Data excerpts:
__________

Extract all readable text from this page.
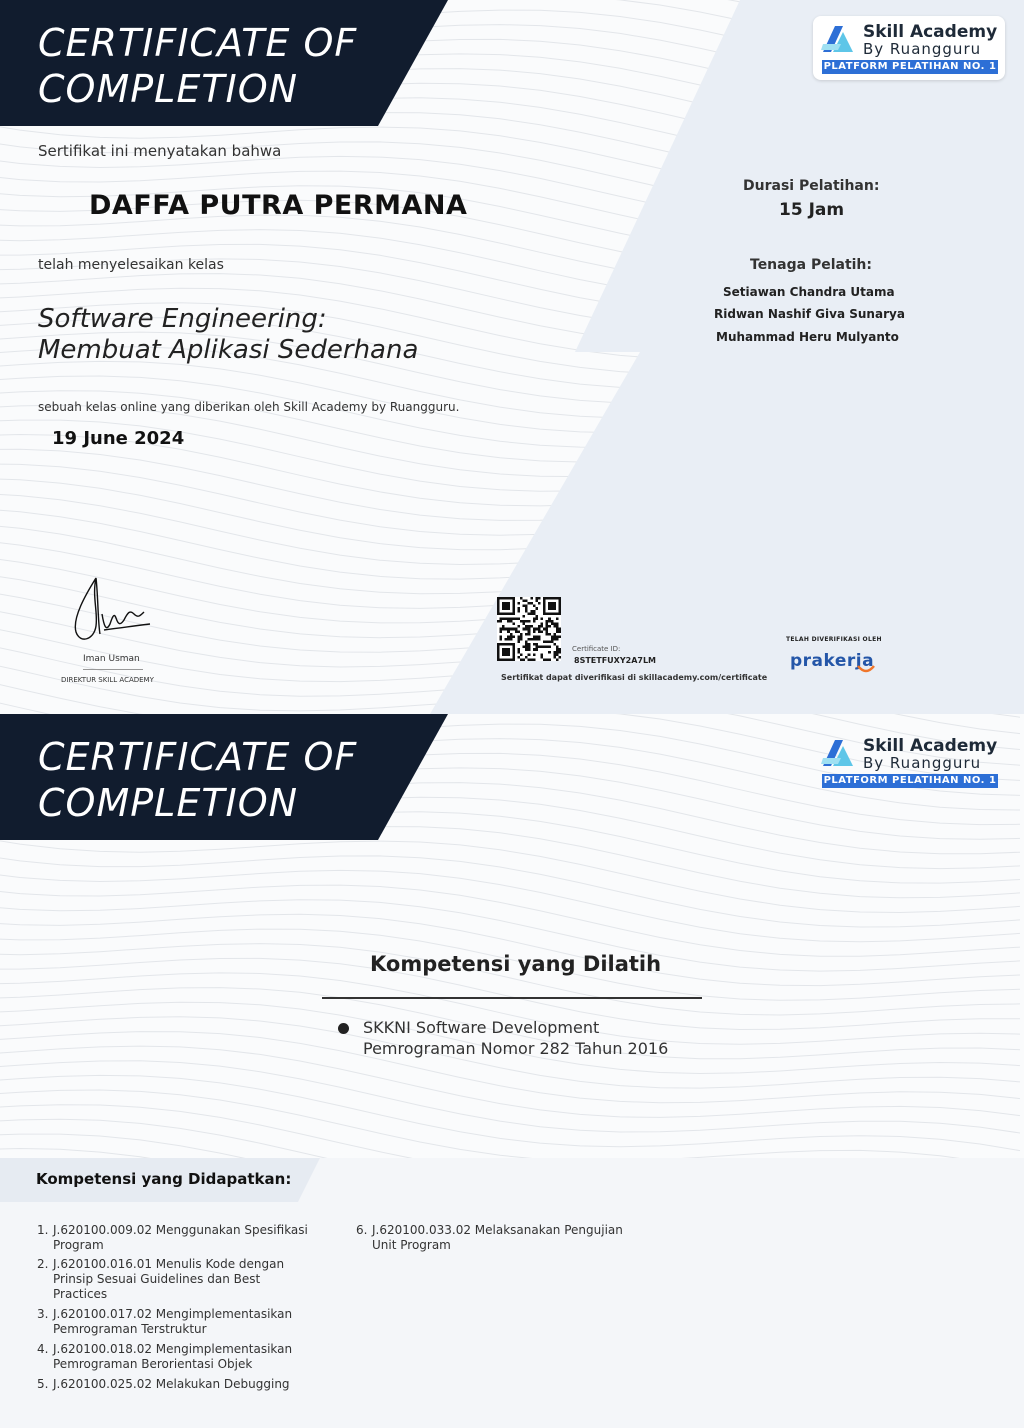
CERTIFICATE OF
COMPLETION
Skill Academy
By Ruangguru
PLATFORM PELATIHAN NO. 1
Sertifikat ini menyatakan bahwa
DAFFA PUTRA PERMANA
telah menyelesaikan kelas
Software Engineering:
Membuat Aplikasi Sederhana
sebuah kelas online yang diberikan oleh Skill Academy by Ruangguru.
19 June 2024
Durasi Pelatihan:
15 Jam
Tenaga Pelatih:
Setiawan Chandra Utama
Ridwan Nashif Giva Sunarya
Muhammad Heru Mulyanto
Iman Usman
DIREKTUR SKILL ACADEMY
Certificate ID:
8STETFUXY2A7LM
Sertifikat dapat diverifikasi di skillacademy.com/certificate
TELAH DIVERIFIKASI OLEH
prakerja
CERTIFICATE OF
COMPLETION
Skill Academy
By Ruangguru
PLATFORM PELATIHAN NO. 1
Kompetensi yang Dilatih
SKKNI Software Development
Pemrograman Nomor 282 Tahun 2016
Kompetensi yang Didapatkan:
1. J.620100.009.02 Menggunakan Spesifikasi Program
2. J.620100.016.01 Menulis Kode dengan Prinsip Sesuai Guidelines dan Best Practices
3. J.620100.017.02 Mengimplementasikan Pemrograman Terstruktur
4. J.620100.018.02 Mengimplementasikan Pemrograman Berorientasi Objek
5. J.620100.025.02 Melakukan Debugging
6. J.620100.033.02 Melaksanakan Pengujian Unit Program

__________

Copy all lines from the material that hold "Sertifikat".

Sertifikat ini menyatakan bahwa
Sertifikat dapat diverifikasi di skillacademy.com/certificate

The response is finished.